======== RECORD LIST ========

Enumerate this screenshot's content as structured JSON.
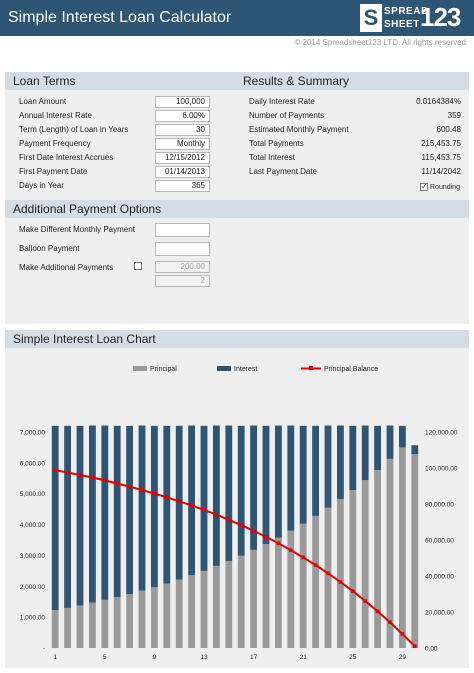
{
  "header": {
    "title": "Simple Interest Loan Calculator",
    "logo_word1": "SPREAD",
    "logo_word2": "SHEET",
    "logo_number": "123",
    "copyright": "© 2014 Spreadsheet123 LTD. All rights reserved"
  },
  "loan_terms": {
    "title": "Loan Terms",
    "rows": [
      {
        "label": "Loan Amount",
        "value": "100,000"
      },
      {
        "label": "Annual Interest Rate",
        "value": "6.00%"
      },
      {
        "label": "Term (Length) of Loan in Years",
        "value": "30"
      },
      {
        "label": "Payment Frequency",
        "value": "Monthly"
      },
      {
        "label": "First Date Interest Accrues",
        "value": "12/15/2012"
      },
      {
        "label": "First Payment Date",
        "value": "01/14/2013"
      },
      {
        "label": "Days in Year",
        "value": "365"
      }
    ]
  },
  "results": {
    "title": "Results & Summary",
    "rows": [
      {
        "label": "Daily Interest Rate",
        "value": "0.0164384%"
      },
      {
        "label": "Number of Payments",
        "value": "359"
      },
      {
        "label": "Estimated Monthly Payment",
        "value": "600.48"
      },
      {
        "label": "Total Payments",
        "value": "215,453.75"
      },
      {
        "label": "Total Interest",
        "value": "115,453.75"
      },
      {
        "label": "Last Payment Date",
        "value": "11/14/2042"
      }
    ],
    "rounding_label": "Rounding",
    "rounding_checked": true
  },
  "additional": {
    "title": "Additional Payment Options",
    "monthly_label": "Make Different Monthly Payment",
    "monthly_value": "",
    "balloon_label": "Balloon Payment",
    "balloon_value": "",
    "extra_label": "Make Additional Payments",
    "extra_checked": false,
    "extra_amount": "200.00",
    "extra_every": "2"
  },
  "chart_section": {
    "title": "Simple Interest Loan Chart"
  },
  "chart_data": {
    "type": "bar",
    "legend": [
      "Principal",
      "Interest",
      "Principal Balance"
    ],
    "legend_position": "top",
    "colors": {
      "principal": "#9a9a9a",
      "interest": "#2f5574",
      "balance": "#e00000"
    },
    "x": [
      1,
      2,
      3,
      4,
      5,
      6,
      7,
      8,
      9,
      10,
      11,
      12,
      13,
      14,
      15,
      16,
      17,
      18,
      19,
      20,
      21,
      22,
      23,
      24,
      25,
      26,
      27,
      28,
      29,
      30
    ],
    "x_tick_labels": [
      "1",
      "5",
      "9",
      "13",
      "17",
      "21",
      "25",
      "29"
    ],
    "x_tick_values": [
      1,
      5,
      9,
      13,
      17,
      21,
      25,
      29
    ],
    "principal": [
      1230,
      1300,
      1380,
      1470,
      1560,
      1650,
      1750,
      1860,
      1970,
      2090,
      2220,
      2360,
      2500,
      2660,
      2820,
      2990,
      3180,
      3370,
      3580,
      3800,
      4030,
      4280,
      4550,
      4830,
      5120,
      5440,
      5770,
      6130,
      6500,
      6280
    ],
    "interest": [
      5970,
      5900,
      5820,
      5740,
      5650,
      5550,
      5450,
      5350,
      5230,
      5110,
      4980,
      4850,
      4700,
      4550,
      4390,
      4210,
      4030,
      3830,
      3630,
      3410,
      3170,
      2920,
      2660,
      2380,
      2080,
      1770,
      1430,
      1080,
      700,
      290
    ],
    "balance": [
      98700,
      97500,
      96100,
      94700,
      93100,
      91400,
      89600,
      87800,
      85800,
      83700,
      81500,
      79200,
      76700,
      74100,
      71200,
      68300,
      65100,
      61700,
      58200,
      54400,
      50300,
      46100,
      41500,
      36700,
      31600,
      26100,
      20400,
      14300,
      7800,
      1000
    ],
    "y_left": {
      "min": 0,
      "max": 7000,
      "ticks": [
        0,
        1000,
        2000,
        3000,
        4000,
        5000,
        6000,
        7000
      ],
      "tick_labels": [
        "-",
        "1,000.00",
        "2,000.00",
        "3,000.00",
        "4,000.00",
        "5,000.00",
        "6,000.00",
        "7,000.00"
      ]
    },
    "y_right": {
      "min": 0,
      "max": 120000,
      "ticks": [
        0,
        20000,
        40000,
        60000,
        80000,
        100000,
        120000
      ],
      "tick_labels": [
        "0.00",
        "20,000.00",
        "40,000.00",
        "60,000.00",
        "80,000.00",
        "100,000.00",
        "120,000.00"
      ]
    },
    "grid": false
  }
}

========

**DIRECTIONS:**
Output all of the data exactly as it stands, minus any images.

**EXERCISE ANSWER:**
Enumerate this screenshot's content as structured JSON.
{
  "header": {
    "title": "Simple Interest Loan Calculator",
    "logo_word1": "SPREAD",
    "logo_word2": "SHEET",
    "logo_number": "123",
    "copyright": "© 2014 Spreadsheet123 LTD. All rights reserved"
  },
  "loan_terms": {
    "title": "Loan Terms",
    "rows": [
      {
        "label": "Loan Amount",
        "value": "100,000"
      },
      {
        "label": "Annual Interest Rate",
        "value": "6.00%"
      },
      {
        "label": "Term (Length) of Loan in Years",
        "value": "30"
      },
      {
        "label": "Payment Frequency",
        "value": "Monthly"
      },
      {
        "label": "First Date Interest Accrues",
        "value": "12/15/2012"
      },
      {
        "label": "First Payment Date",
        "value": "01/14/2013"
      },
      {
        "label": "Days in Year",
        "value": "365"
      }
    ]
  },
  "results": {
    "title": "Results & Summary",
    "rows": [
      {
        "label": "Daily Interest Rate",
        "value": "0.0164384%"
      },
      {
        "label": "Number of Payments",
        "value": "359"
      },
      {
        "label": "Estimated Monthly Payment",
        "value": "600.48"
      },
      {
        "label": "Total Payments",
        "value": "215,453.75"
      },
      {
        "label": "Total Interest",
        "value": "115,453.75"
      },
      {
        "label": "Last Payment Date",
        "value": "11/14/2042"
      }
    ],
    "rounding_label": "Rounding",
    "rounding_checked": true
  },
  "additional": {
    "title": "Additional Payment Options",
    "monthly_label": "Make Different Monthly Payment",
    "monthly_value": "",
    "balloon_label": "Balloon Payment",
    "balloon_value": "",
    "extra_label": "Make Additional Payments",
    "extra_checked": false,
    "extra_amount": "200.00",
    "extra_every": "2"
  },
  "chart_section": {
    "title": "Simple Interest Loan Chart"
  },
  "chart_data": {
    "type": "bar",
    "legend": [
      "Principal",
      "Interest",
      "Principal Balance"
    ],
    "legend_position": "top",
    "colors": {
      "principal": "#9a9a9a",
      "interest": "#2f5574",
      "balance": "#e00000"
    },
    "x": [
      1,
      2,
      3,
      4,
      5,
      6,
      7,
      8,
      9,
      10,
      11,
      12,
      13,
      14,
      15,
      16,
      17,
      18,
      19,
      20,
      21,
      22,
      23,
      24,
      25,
      26,
      27,
      28,
      29,
      30
    ],
    "x_tick_labels": [
      "1",
      "5",
      "9",
      "13",
      "17",
      "21",
      "25",
      "29"
    ],
    "x_tick_values": [
      1,
      5,
      9,
      13,
      17,
      21,
      25,
      29
    ],
    "principal": [
      1230,
      1300,
      1380,
      1470,
      1560,
      1650,
      1750,
      1860,
      1970,
      2090,
      2220,
      2360,
      2500,
      2660,
      2820,
      2990,
      3180,
      3370,
      3580,
      3800,
      4030,
      4280,
      4550,
      4830,
      5120,
      5440,
      5770,
      6130,
      6500,
      6280
    ],
    "interest": [
      5970,
      5900,
      5820,
      5740,
      5650,
      5550,
      5450,
      5350,
      5230,
      5110,
      4980,
      4850,
      4700,
      4550,
      4390,
      4210,
      4030,
      3830,
      3630,
      3410,
      3170,
      2920,
      2660,
      2380,
      2080,
      1770,
      1430,
      1080,
      700,
      290
    ],
    "balance": [
      98700,
      97500,
      96100,
      94700,
      93100,
      91400,
      89600,
      87800,
      85800,
      83700,
      81500,
      79200,
      76700,
      74100,
      71200,
      68300,
      65100,
      61700,
      58200,
      54400,
      50300,
      46100,
      41500,
      36700,
      31600,
      26100,
      20400,
      14300,
      7800,
      1000
    ],
    "y_left": {
      "min": 0,
      "max": 7000,
      "ticks": [
        0,
        1000,
        2000,
        3000,
        4000,
        5000,
        6000,
        7000
      ],
      "tick_labels": [
        "-",
        "1,000.00",
        "2,000.00",
        "3,000.00",
        "4,000.00",
        "5,000.00",
        "6,000.00",
        "7,000.00"
      ]
    },
    "y_right": {
      "min": 0,
      "max": 120000,
      "ticks": [
        0,
        20000,
        40000,
        60000,
        80000,
        100000,
        120000
      ],
      "tick_labels": [
        "0.00",
        "20,000.00",
        "40,000.00",
        "60,000.00",
        "80,000.00",
        "100,000.00",
        "120,000.00"
      ]
    },
    "grid": false
  }
}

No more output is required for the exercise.